■ **Work required**:
Please copy out every one of the lines below word for word, leaving the pictures out of your answer.

Spatial annotation records
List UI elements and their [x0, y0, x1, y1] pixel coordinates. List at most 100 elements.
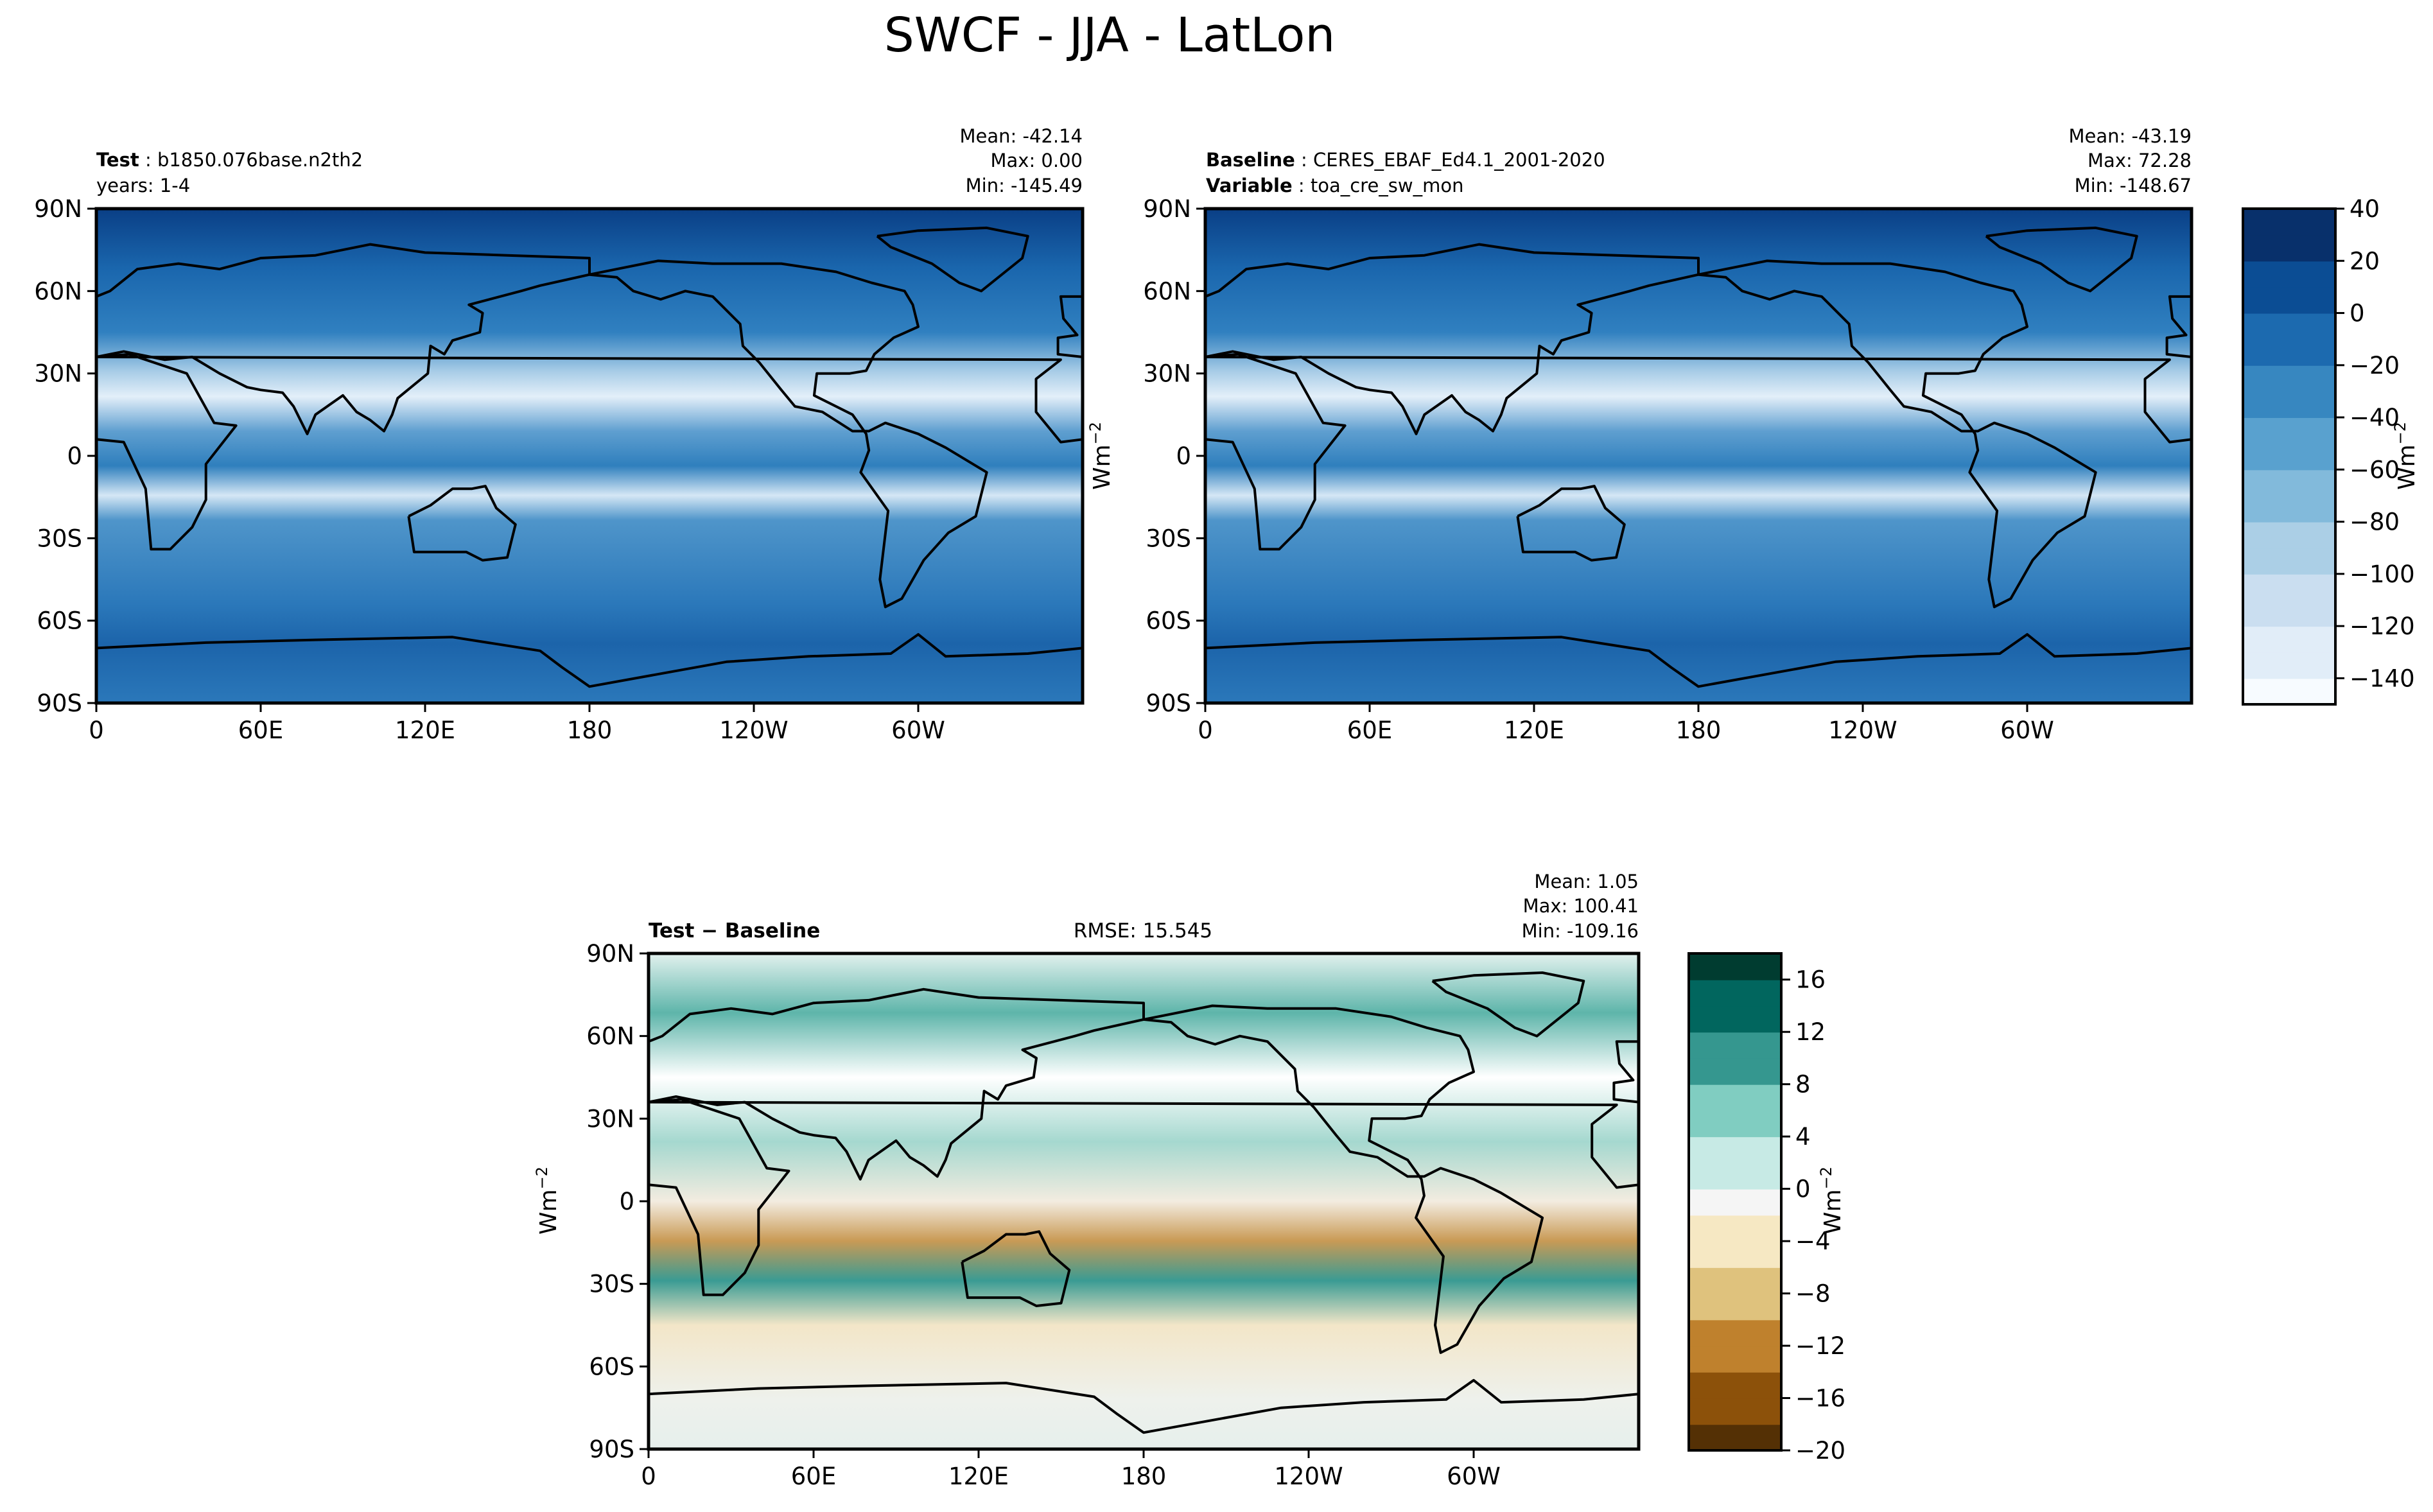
- colorbar-tick-label: −60: [2350, 456, 2400, 483]
- colorbar-tick-label: −16: [1795, 1385, 1845, 1412]
- diff-max: Max: 100.41: [1523, 895, 1639, 917]
- y-tick-label: 90S: [37, 690, 82, 717]
- colorbar-tick-label: −8: [1795, 1280, 1831, 1308]
- y-tick-label: 30N: [1143, 360, 1191, 388]
- coastline: [647, 1098, 1639, 1296]
- coastline: [96, 243, 591, 435]
- colorbar-swatch: [2243, 548, 2335, 575]
- diff-ylabel: Wm−2: [533, 1167, 562, 1235]
- diff-colorbar-ticks: 16 12 8 4 0 −4 −8 −12 −16 −20: [1781, 966, 1845, 1464]
- coastline: [1143, 1004, 1544, 1354]
- colorbar-swatch: [1689, 979, 1781, 1007]
- diff-colorbar: 16 12 8 4 0 −4 −8 −12 −16 −20 Wm−2: [1687, 952, 1846, 1464]
- y-tick-label: 60S: [37, 607, 82, 635]
- coastline: [407, 485, 517, 562]
- coastline: [1516, 485, 1626, 562]
- colorbar-tick-label: 20: [2350, 247, 2380, 275]
- coastline: [1698, 259, 2097, 609]
- diff-field: [649, 953, 1639, 1449]
- y-tick-label: 60N: [34, 277, 82, 305]
- baseline-colorbar: 40 20 0 −20 −40 −60 −80 −100 −120 −140 Wm−2: [2242, 195, 2420, 706]
- colorbar-tick-label: −80: [2350, 508, 2400, 536]
- coastline: [1056, 295, 1083, 358]
- diff-min: Min: -109.16: [1522, 920, 1639, 942]
- colorbar-swatch: [2243, 339, 2335, 366]
- y-tick-label: 30S: [37, 525, 82, 552]
- colorbar-tick-label: −140: [2350, 665, 2415, 692]
- baseline-panel: Baseline : CERES_EBAF_Ed4.1_2001-2020 Va…: [1086, 125, 2420, 744]
- colorbar-tick-label: 16: [1795, 966, 1826, 994]
- colorbar-swatch: [2243, 652, 2335, 679]
- colorbar-swatch: [2243, 626, 2335, 653]
- colorbar-tick-label: 12: [1795, 1018, 1826, 1046]
- coastline: [648, 987, 1145, 1181]
- diff-panel: Test − Baseline RMSE: 15.545 Mean: 1.05 …: [533, 871, 1846, 1490]
- x-tick-label: 180: [567, 717, 613, 744]
- diff-colorbar-swatches: [1689, 953, 1781, 1451]
- blues-colorbar-ticks: 40 20 0 −20 −40 −60 −80 −100 −120 −140: [2335, 195, 2415, 692]
- baseline-min: Min: -148.67: [2075, 175, 2192, 196]
- test-max: Max: 0.00: [990, 150, 1083, 171]
- colorbar-tick-label: −20: [2350, 352, 2400, 379]
- diff-mean: Mean: 1.05: [1534, 871, 1639, 892]
- colorbar-swatch: [1689, 1162, 1781, 1190]
- colorbar-swatch: [1689, 953, 1781, 980]
- colorbar-tick-label: −20: [1795, 1437, 1845, 1464]
- x-tick-label: 0: [1198, 717, 1213, 744]
- y-tick-label: 60S: [589, 1353, 634, 1380]
- blues-colorbar-label: Wm−2: [2391, 422, 2420, 490]
- colorbar-swatch: [1689, 1032, 1781, 1059]
- colorbar-swatch: [2243, 261, 2335, 288]
- colorbar-tick-label: −100: [2350, 560, 2415, 588]
- y-tick-label: 60S: [1146, 607, 1191, 635]
- x-tick-label: 60W: [891, 717, 945, 744]
- coastline: [95, 352, 1083, 551]
- colorbar-swatch: [2243, 469, 2335, 496]
- x-tick-label: 120W: [1828, 717, 1897, 744]
- y-tick-label: 0: [1176, 442, 1191, 470]
- test-years-label: years: 1-4: [96, 175, 190, 196]
- x-tick-label: 180: [1676, 717, 1722, 744]
- blues-colorbar-swatches: [2243, 209, 2335, 705]
- colorbar-swatch: [1689, 1293, 1781, 1321]
- colorbar-swatch: [1689, 1215, 1781, 1242]
- baseline-variable-label: Variable : toa_cre_sw_mon: [1206, 175, 1463, 196]
- coastline: [961, 1230, 1071, 1307]
- colorbar-swatch: [2243, 286, 2335, 314]
- colorbar-swatch: [1689, 1241, 1781, 1268]
- baseline-field: [1205, 209, 2192, 703]
- colorbar-swatch: [2243, 600, 2335, 627]
- y-tick-label: 60N: [1143, 277, 1191, 305]
- x-tick-label: 120E: [395, 717, 455, 744]
- y-tick-label: 90N: [586, 940, 634, 968]
- test-label: Test : b1850.076base.n2th2: [96, 149, 363, 171]
- colorbar-swatch: [2243, 209, 2335, 236]
- colorbar-swatch: [1689, 1136, 1781, 1163]
- colorbar-tick-label: 0: [1795, 1176, 1811, 1203]
- x-tick-label: 120W: [1274, 1463, 1343, 1490]
- colorbar-swatch: [1689, 1371, 1781, 1399]
- diff-map: 0 60E 120E 180 120W 60W 90N 60N 30N 0 30S 60S 90S: [586, 940, 1641, 1490]
- x-tick-label: 0: [641, 1463, 656, 1490]
- colorbar-tick-label: 4: [1795, 1123, 1811, 1151]
- baseline-map: 0 60E 120E 180 120W 60W 90N 60N 30N 0 30S 60S 90S: [1143, 195, 2193, 744]
- test-min: Min: -145.49: [966, 175, 1083, 196]
- colorbar-swatch: [1689, 1346, 1781, 1373]
- colorbar-swatch: [2243, 365, 2335, 392]
- test-panel: Test : b1850.076base.n2th2 years: 1-4 Me…: [34, 125, 1085, 744]
- y-tick-label: 30S: [1146, 525, 1191, 552]
- y-tick-label: 90S: [589, 1436, 634, 1463]
- coastline: [589, 259, 988, 609]
- colorbar-tick-label: −120: [2350, 613, 2415, 640]
- x-tick-label: 60E: [238, 717, 283, 744]
- colorbar-tick-label: 40: [2350, 195, 2380, 223]
- colorbar-swatch: [2243, 495, 2335, 523]
- x-tick-label: 60W: [2000, 717, 2054, 744]
- colorbar-swatch: [1689, 1084, 1781, 1111]
- colorbar-swatch: [1689, 1398, 1781, 1425]
- coastline: [648, 1378, 1639, 1434]
- diff-rmse: RMSE: 15.545: [1074, 919, 1212, 943]
- coastline: [2165, 295, 2192, 358]
- coastline: [96, 633, 1083, 688]
- colorbar-swatch: [2243, 678, 2335, 705]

■ **Written response**:
List UI elements and their [x0, y0, x1, y1] pixel coordinates. List at most 100 elements.
- colorbar-tick-label: −60: [2350, 456, 2400, 483]
- colorbar-tick-label: −16: [1795, 1385, 1845, 1412]
- diff-max: Max: 100.41: [1523, 895, 1639, 917]
- y-tick-label: 90S: [37, 690, 82, 717]
- colorbar-tick-label: −8: [1795, 1280, 1831, 1308]
- y-tick-label: 30N: [1143, 360, 1191, 388]
- coastline: [647, 1098, 1639, 1296]
- coastline: [96, 243, 591, 435]
- colorbar-swatch: [2243, 548, 2335, 575]
- diff-ylabel: Wm−2: [533, 1167, 562, 1235]
- diff-colorbar-ticks: 16 12 8 4 0 −4 −8 −12 −16 −20: [1781, 966, 1845, 1464]
- coastline: [1143, 1004, 1544, 1354]
- colorbar-swatch: [1689, 979, 1781, 1007]
- diff-colorbar: 16 12 8 4 0 −4 −8 −12 −16 −20 Wm−2: [1687, 952, 1846, 1464]
- y-tick-label: 60S: [37, 607, 82, 635]
- coastline: [407, 485, 517, 562]
- coastline: [1516, 485, 1626, 562]
- colorbar-tick-label: 20: [2350, 247, 2380, 275]
- coastline: [1698, 259, 2097, 609]
- diff-field: [649, 953, 1639, 1449]
- y-tick-label: 60N: [34, 277, 82, 305]
- baseline-colorbar: 40 20 0 −20 −40 −60 −80 −100 −120 −140 Wm−2: [2242, 195, 2420, 706]
- colorbar-tick-label: −80: [2350, 508, 2400, 536]
- coastline: [1056, 295, 1083, 358]
- diff-min: Min: -109.16: [1522, 920, 1639, 942]
- colorbar-swatch: [2243, 339, 2335, 366]
- y-tick-label: 30S: [37, 525, 82, 552]
- colorbar-tick-label: −140: [2350, 665, 2415, 692]
- baseline-panel: Baseline : CERES_EBAF_Ed4.1_2001-2020 Va…: [1086, 125, 2420, 744]
- colorbar-tick-label: 16: [1795, 966, 1826, 994]
- colorbar-swatch: [2243, 652, 2335, 679]
- colorbar-swatch: [2243, 626, 2335, 653]
- colorbar-tick-label: 12: [1795, 1018, 1826, 1046]
- coastline: [648, 987, 1145, 1181]
- diff-panel: Test − Baseline RMSE: 15.545 Mean: 1.05 …: [533, 871, 1846, 1490]
- x-tick-label: 180: [567, 717, 613, 744]
- diff-colorbar-swatches: [1689, 953, 1781, 1451]
- blues-colorbar-ticks: 40 20 0 −20 −40 −60 −80 −100 −120 −140: [2335, 195, 2415, 692]
- baseline-min: Min: -148.67: [2075, 175, 2192, 196]
- test-max: Max: 0.00: [990, 150, 1083, 171]
- colorbar-tick-label: −20: [2350, 352, 2400, 379]
- diff-mean: Mean: 1.05: [1534, 871, 1639, 892]
- colorbar-swatch: [1689, 1162, 1781, 1190]
- colorbar-swatch: [1689, 953, 1781, 980]
- colorbar-tick-label: −20: [1795, 1437, 1845, 1464]
- x-tick-label: 0: [1198, 717, 1213, 744]
- y-tick-label: 60S: [589, 1353, 634, 1380]
- blues-colorbar-label: Wm−2: [2391, 422, 2420, 490]
- colorbar-swatch: [1689, 1032, 1781, 1059]
- colorbar-swatch: [2243, 261, 2335, 288]
- colorbar-tick-label: −100: [2350, 560, 2415, 588]
- y-tick-label: 60S: [1146, 607, 1191, 635]
- x-tick-label: 60W: [891, 717, 945, 744]
- coastline: [95, 352, 1083, 551]
- colorbar-swatch: [2243, 469, 2335, 496]
- x-tick-label: 120W: [1828, 717, 1897, 744]
- y-tick-label: 0: [1176, 442, 1191, 470]
- test-years-label: years: 1-4: [96, 175, 190, 196]
- x-tick-label: 180: [1676, 717, 1722, 744]
- blues-colorbar-swatches: [2243, 209, 2335, 705]
- colorbar-swatch: [1689, 1293, 1781, 1321]
- colorbar-swatch: [1689, 1215, 1781, 1242]
- baseline-variable-label: Variable : toa_cre_sw_mon: [1206, 175, 1463, 196]
- coastline: [961, 1230, 1071, 1307]
- colorbar-swatch: [2243, 286, 2335, 314]
- colorbar-swatch: [1689, 1241, 1781, 1268]
- baseline-field: [1205, 209, 2192, 703]
- colorbar-swatch: [2243, 600, 2335, 627]
- y-tick-label: 60N: [1143, 277, 1191, 305]
- x-tick-label: 120E: [395, 717, 455, 744]
- y-tick-label: 90N: [586, 940, 634, 968]
- test-label: Test : b1850.076base.n2th2: [96, 149, 363, 171]
- colorbar-swatch: [2243, 209, 2335, 236]
- colorbar-swatch: [1689, 1136, 1781, 1163]
- colorbar-tick-label: 0: [1795, 1176, 1811, 1203]
- x-tick-label: 120W: [1274, 1463, 1343, 1490]
- colorbar-swatch: [1689, 1371, 1781, 1399]
- diff-map: 0 60E 120E 180 120W 60W 90N 60N 30N 0 30S 60S 90S: [586, 940, 1641, 1490]
- x-tick-label: 0: [641, 1463, 656, 1490]
- colorbar-tick-label: 4: [1795, 1123, 1811, 1151]
- baseline-map: 0 60E 120E 180 120W 60W 90N 60N 30N 0 30S 60S 90S: [1143, 195, 2193, 744]
- test-min: Min: -145.49: [966, 175, 1083, 196]
- colorbar-swatch: [1689, 1346, 1781, 1373]
- colorbar-swatch: [2243, 365, 2335, 392]
- test-panel: Test : b1850.076base.n2th2 years: 1-4 Me…: [34, 125, 1085, 744]
- y-tick-label: 30S: [1146, 525, 1191, 552]
- y-tick-label: 90S: [589, 1436, 634, 1463]
- coastline: [589, 259, 988, 609]
- colorbar-tick-label: −120: [2350, 613, 2415, 640]
- x-tick-label: 60E: [238, 717, 283, 744]
- colorbar-tick-label: 40: [2350, 195, 2380, 223]
- colorbar-swatch: [2243, 495, 2335, 523]
- x-tick-label: 60W: [2000, 717, 2054, 744]
- colorbar-swatch: [1689, 1084, 1781, 1111]
- colorbar-swatch: [1689, 1398, 1781, 1425]
- coastline: [648, 1378, 1639, 1434]
- diff-rmse: RMSE: 15.545: [1074, 919, 1212, 943]
- coastline: [2165, 295, 2192, 358]
- coastline: [96, 633, 1083, 688]
- colorbar-swatch: [2243, 678, 2335, 705]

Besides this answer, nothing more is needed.